> [Exercise requirements]: What follows is a listing to be transcribed exactly.
== Supplied entries ==
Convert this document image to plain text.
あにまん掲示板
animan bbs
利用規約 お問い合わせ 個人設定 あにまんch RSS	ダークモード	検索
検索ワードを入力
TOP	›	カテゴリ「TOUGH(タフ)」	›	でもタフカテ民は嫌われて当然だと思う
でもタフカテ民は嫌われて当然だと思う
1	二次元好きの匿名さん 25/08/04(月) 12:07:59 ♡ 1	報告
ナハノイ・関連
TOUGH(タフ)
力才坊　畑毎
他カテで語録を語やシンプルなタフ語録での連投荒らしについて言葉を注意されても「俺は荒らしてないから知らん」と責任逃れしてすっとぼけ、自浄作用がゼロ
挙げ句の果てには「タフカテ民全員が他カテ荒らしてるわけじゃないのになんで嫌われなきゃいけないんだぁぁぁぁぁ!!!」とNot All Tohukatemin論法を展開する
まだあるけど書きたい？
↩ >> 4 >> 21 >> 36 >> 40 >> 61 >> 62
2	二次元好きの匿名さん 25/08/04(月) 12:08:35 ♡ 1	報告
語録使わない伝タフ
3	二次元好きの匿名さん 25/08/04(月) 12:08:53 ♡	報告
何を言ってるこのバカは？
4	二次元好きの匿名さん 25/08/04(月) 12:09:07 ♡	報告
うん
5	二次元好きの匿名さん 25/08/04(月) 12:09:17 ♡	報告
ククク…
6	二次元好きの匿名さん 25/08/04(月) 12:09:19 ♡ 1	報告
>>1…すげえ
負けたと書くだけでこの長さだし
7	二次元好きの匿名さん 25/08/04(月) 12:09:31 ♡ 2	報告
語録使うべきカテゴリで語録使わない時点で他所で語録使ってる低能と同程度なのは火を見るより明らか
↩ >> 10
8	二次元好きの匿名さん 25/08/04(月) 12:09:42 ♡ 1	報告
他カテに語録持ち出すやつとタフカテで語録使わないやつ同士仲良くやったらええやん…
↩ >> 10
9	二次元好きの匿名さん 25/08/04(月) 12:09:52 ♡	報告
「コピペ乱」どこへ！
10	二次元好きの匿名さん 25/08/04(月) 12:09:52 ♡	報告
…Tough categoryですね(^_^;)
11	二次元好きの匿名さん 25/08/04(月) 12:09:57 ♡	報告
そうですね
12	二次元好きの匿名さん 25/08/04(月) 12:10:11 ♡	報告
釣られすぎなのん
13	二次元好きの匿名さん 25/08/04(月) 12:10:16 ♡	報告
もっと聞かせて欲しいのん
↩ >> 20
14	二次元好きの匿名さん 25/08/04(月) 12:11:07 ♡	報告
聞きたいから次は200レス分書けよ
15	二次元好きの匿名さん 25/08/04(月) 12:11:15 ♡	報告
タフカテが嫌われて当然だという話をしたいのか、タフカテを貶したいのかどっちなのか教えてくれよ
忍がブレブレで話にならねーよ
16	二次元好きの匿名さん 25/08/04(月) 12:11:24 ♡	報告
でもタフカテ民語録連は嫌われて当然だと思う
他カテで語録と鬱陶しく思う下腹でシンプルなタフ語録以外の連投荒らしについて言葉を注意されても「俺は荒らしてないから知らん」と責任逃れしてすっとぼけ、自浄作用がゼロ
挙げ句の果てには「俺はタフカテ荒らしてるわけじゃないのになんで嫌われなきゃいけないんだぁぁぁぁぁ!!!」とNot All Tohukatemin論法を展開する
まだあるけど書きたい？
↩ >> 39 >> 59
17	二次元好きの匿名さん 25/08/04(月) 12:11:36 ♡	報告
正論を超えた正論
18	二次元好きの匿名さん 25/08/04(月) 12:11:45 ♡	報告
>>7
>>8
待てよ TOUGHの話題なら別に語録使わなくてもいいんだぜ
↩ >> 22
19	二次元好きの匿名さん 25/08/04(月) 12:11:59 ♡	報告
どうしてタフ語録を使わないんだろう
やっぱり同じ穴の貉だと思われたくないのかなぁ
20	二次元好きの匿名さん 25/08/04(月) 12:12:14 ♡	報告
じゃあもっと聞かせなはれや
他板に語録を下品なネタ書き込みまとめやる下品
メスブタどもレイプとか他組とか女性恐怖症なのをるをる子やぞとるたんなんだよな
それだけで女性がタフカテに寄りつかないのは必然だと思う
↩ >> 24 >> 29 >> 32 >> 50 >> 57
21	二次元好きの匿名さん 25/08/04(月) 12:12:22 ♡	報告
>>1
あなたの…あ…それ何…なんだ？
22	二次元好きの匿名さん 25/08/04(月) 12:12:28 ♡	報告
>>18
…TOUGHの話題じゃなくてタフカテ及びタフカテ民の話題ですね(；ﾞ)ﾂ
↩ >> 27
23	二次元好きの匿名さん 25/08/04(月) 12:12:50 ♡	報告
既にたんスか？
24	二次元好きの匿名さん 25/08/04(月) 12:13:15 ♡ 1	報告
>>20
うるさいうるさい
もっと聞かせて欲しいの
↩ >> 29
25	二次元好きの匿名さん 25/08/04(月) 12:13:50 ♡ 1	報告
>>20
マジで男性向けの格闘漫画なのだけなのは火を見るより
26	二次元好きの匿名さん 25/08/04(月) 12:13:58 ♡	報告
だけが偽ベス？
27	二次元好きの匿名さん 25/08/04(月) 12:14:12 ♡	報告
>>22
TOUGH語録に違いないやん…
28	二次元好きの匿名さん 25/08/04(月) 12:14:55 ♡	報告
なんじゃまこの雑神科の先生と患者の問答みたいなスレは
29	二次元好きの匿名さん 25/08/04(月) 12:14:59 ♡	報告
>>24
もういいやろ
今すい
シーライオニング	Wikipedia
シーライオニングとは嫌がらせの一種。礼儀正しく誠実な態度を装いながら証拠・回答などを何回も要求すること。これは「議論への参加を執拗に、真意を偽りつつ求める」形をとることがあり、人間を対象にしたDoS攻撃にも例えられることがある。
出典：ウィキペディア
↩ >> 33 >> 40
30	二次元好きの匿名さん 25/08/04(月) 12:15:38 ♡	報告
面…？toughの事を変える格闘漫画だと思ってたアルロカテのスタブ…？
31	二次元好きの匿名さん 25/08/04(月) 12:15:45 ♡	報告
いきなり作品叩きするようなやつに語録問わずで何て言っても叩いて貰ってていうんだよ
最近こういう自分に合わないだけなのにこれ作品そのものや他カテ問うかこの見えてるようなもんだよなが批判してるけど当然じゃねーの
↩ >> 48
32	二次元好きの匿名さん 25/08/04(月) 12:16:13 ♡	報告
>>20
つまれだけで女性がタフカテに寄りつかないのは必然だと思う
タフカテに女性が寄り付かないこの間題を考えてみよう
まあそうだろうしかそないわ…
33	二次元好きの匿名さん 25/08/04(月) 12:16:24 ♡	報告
===
> [Complete output]:
Convert this document image to plain text.
あにまん掲示板
animan bbs
利用規約 お問い合わせ 個人設定 あにまんch RSS	ダークモード	検索
検索ワードを入力
TOP	›	カテゴリ「TOUGH(タフ)」	›	でもタフカテ民は嫌われて当然だと思う
でもタフカテ民は嫌われて当然だと思う
1	二次元好きの匿名さん 25/08/04(月) 12:07:59 ♡ 1	報告
ナハノイ・関連
TOUGH(タフ)
力才坊　畑毎
他カテで語録を語やシンプルなタフ語録での連投荒らしについて言葉を注意されても「俺は荒らしてないから知らん」と責任逃れしてすっとぼけ、自浄作用がゼロ
挙げ句の果てには「タフカテ民全員が他カテ荒らしてるわけじゃないのになんで嫌われなきゃいけないんだぁぁぁぁぁ!!!」とNot All Tohukatemin論法を展開する
まだあるけど書きたい？
↩ >> 4 >> 21 >> 36 >> 40 >> 61 >> 62
2	二次元好きの匿名さん 25/08/04(月) 12:08:35 ♡ 1	報告
語録使わない伝タフ
3	二次元好きの匿名さん 25/08/04(月) 12:08:53 ♡	報告
何を言ってるこのバカは？
4	二次元好きの匿名さん 25/08/04(月) 12:09:07 ♡	報告
うん
5	二次元好きの匿名さん 25/08/04(月) 12:09:17 ♡	報告
ククク…
6	二次元好きの匿名さん 25/08/04(月) 12:09:19 ♡ 1	報告
>>1…すげえ
負けたと書くだけでこの長さだし
7	二次元好きの匿名さん 25/08/04(月) 12:09:31 ♡ 2	報告
語録使うべきカテゴリで語録使わない時点で他所で語録使ってる低能と同程度なのは火を見るより明らか
↩ >> 10
8	二次元好きの匿名さん 25/08/04(月) 12:09:42 ♡ 1	報告
他カテに語録持ち出すやつとタフカテで語録使わないやつ同士仲良くやったらええやん…
↩ >> 10
9	二次元好きの匿名さん 25/08/04(月) 12:09:52 ♡	報告
「コピペ乱」どこへ！
10	二次元好きの匿名さん 25/08/04(月) 12:09:52 ♡	報告
…Tough categoryですね(^_^;)
11	二次元好きの匿名さん 25/08/04(月) 12:09:57 ♡	報告
そうですね
12	二次元好きの匿名さん 25/08/04(月) 12:10:11 ♡	報告
釣られすぎなのん
13	二次元好きの匿名さん 25/08/04(月) 12:10:16 ♡	報告
もっと聞かせて欲しいのん
↩ >> 20
14	二次元好きの匿名さん 25/08/04(月) 12:11:07 ♡	報告
聞きたいから次は200レス分書けよ
15	二次元好きの匿名さん 25/08/04(月) 12:11:15 ♡	報告
タフカテが嫌われて当然だという話をしたいのか、タフカテを貶したいのかどっちなのか教えてくれよ
忍がブレブレで話にならねーよ
16	二次元好きの匿名さん 25/08/04(月) 12:11:24 ♡	報告
でもタフカテ民語録連は嫌われて当然だと思う
他カテで語録と鬱陶しく思う下腹でシンプルなタフ語録以外の連投荒らしについて言葉を注意されても「俺は荒らしてないから知らん」と責任逃れしてすっとぼけ、自浄作用がゼロ
挙げ句の果てには「俺はタフカテ荒らしてるわけじゃないのになんで嫌われなきゃいけないんだぁぁぁぁぁ!!!」とNot All Tohukatemin論法を展開する
まだあるけど書きたい？
↩ >> 39 >> 59
17	二次元好きの匿名さん 25/08/04(月) 12:11:36 ♡	報告
正論を超えた正論
18	二次元好きの匿名さん 25/08/04(月) 12:11:45 ♡	報告
>>7
>>8
待てよ TOUGHの話題なら別に語録使わなくてもいいんだぜ
↩ >> 22
19	二次元好きの匿名さん 25/08/04(月) 12:11:59 ♡	報告
どうしてタフ語録を使わないんだろう
やっぱり同じ穴の貉だと思われたくないのかなぁ
20	二次元好きの匿名さん 25/08/04(月) 12:12:14 ♡	報告
じゃあもっと聞かせなはれや
他板に語録を下品なネタ書き込みまとめやる下品
メスブタどもレイプとか他組とか女性恐怖症なのをるをる子やぞとるたんなんだよな
それだけで女性がタフカテに寄りつかないのは必然だと思う
↩ >> 24 >> 29 >> 32 >> 50 >> 57
21	二次元好きの匿名さん 25/08/04(月) 12:12:22 ♡	報告
>>1
あなたの…あ…それ何…なんだ？
22	二次元好きの匿名さん 25/08/04(月) 12:12:28 ♡	報告
>>18
…TOUGHの話題じゃなくてタフカテ及びタフカテ民の話題ですね(；ﾞ)ﾂ
↩ >> 27
23	二次元好きの匿名さん 25/08/04(月) 12:12:50 ♡	報告
既にたんスか？
24	二次元好きの匿名さん 25/08/04(月) 12:13:15 ♡ 1	報告
>>20
うるさいうるさい
もっと聞かせて欲しいの
↩ >> 29
25	二次元好きの匿名さん 25/08/04(月) 12:13:50 ♡ 1	報告
>>20
マジで男性向けの格闘漫画なのだけなのは火を見るより
26	二次元好きの匿名さん 25/08/04(月) 12:13:58 ♡	報告
だけが偽ベス？
27	二次元好きの匿名さん 25/08/04(月) 12:14:12 ♡	報告
>>22
TOUGH語録に違いないやん…
28	二次元好きの匿名さん 25/08/04(月) 12:14:55 ♡	報告
なんじゃまこの雑神科の先生と患者の問答みたいなスレは
29	二次元好きの匿名さん 25/08/04(月) 12:14:59 ♡	報告
>>24
もういいやろ
今すい
シーライオニング	Wikipedia
シーライオニングとは嫌がらせの一種。礼儀正しく誠実な態度を装いながら証拠・回答などを何回も要求すること。これは「議論への参加を執拗に、真意を偽りつつ求める」形をとることがあり、人間を対象にしたDoS攻撃にも例えられることがある。
出典：ウィキペディア
↩ >> 33 >> 40
30	二次元好きの匿名さん 25/08/04(月) 12:15:38 ♡	報告
面…？toughの事を変える格闘漫画だと思ってたアルロカテのスタブ…？
31	二次元好きの匿名さん 25/08/04(月) 12:15:45 ♡	報告
いきなり作品叩きするようなやつに語録問わずで何て言っても叩いて貰ってていうんだよ
最近こういう自分に合わないだけなのにこれ作品そのものや他カテ問うかこの見えてるようなもんだよなが批判してるけど当然じゃねーの
↩ >> 48
32	二次元好きの匿名さん 25/08/04(月) 12:16:13 ♡	報告
>>20
つまれだけで女性がタフカテに寄りつかないのは必然だと思う
タフカテに女性が寄り付かないこの間題を考えてみよう
まあそうだろうしかそないわ…
33	二次元好きの匿名さん 25/08/04(月) 12:16:24 ♡	報告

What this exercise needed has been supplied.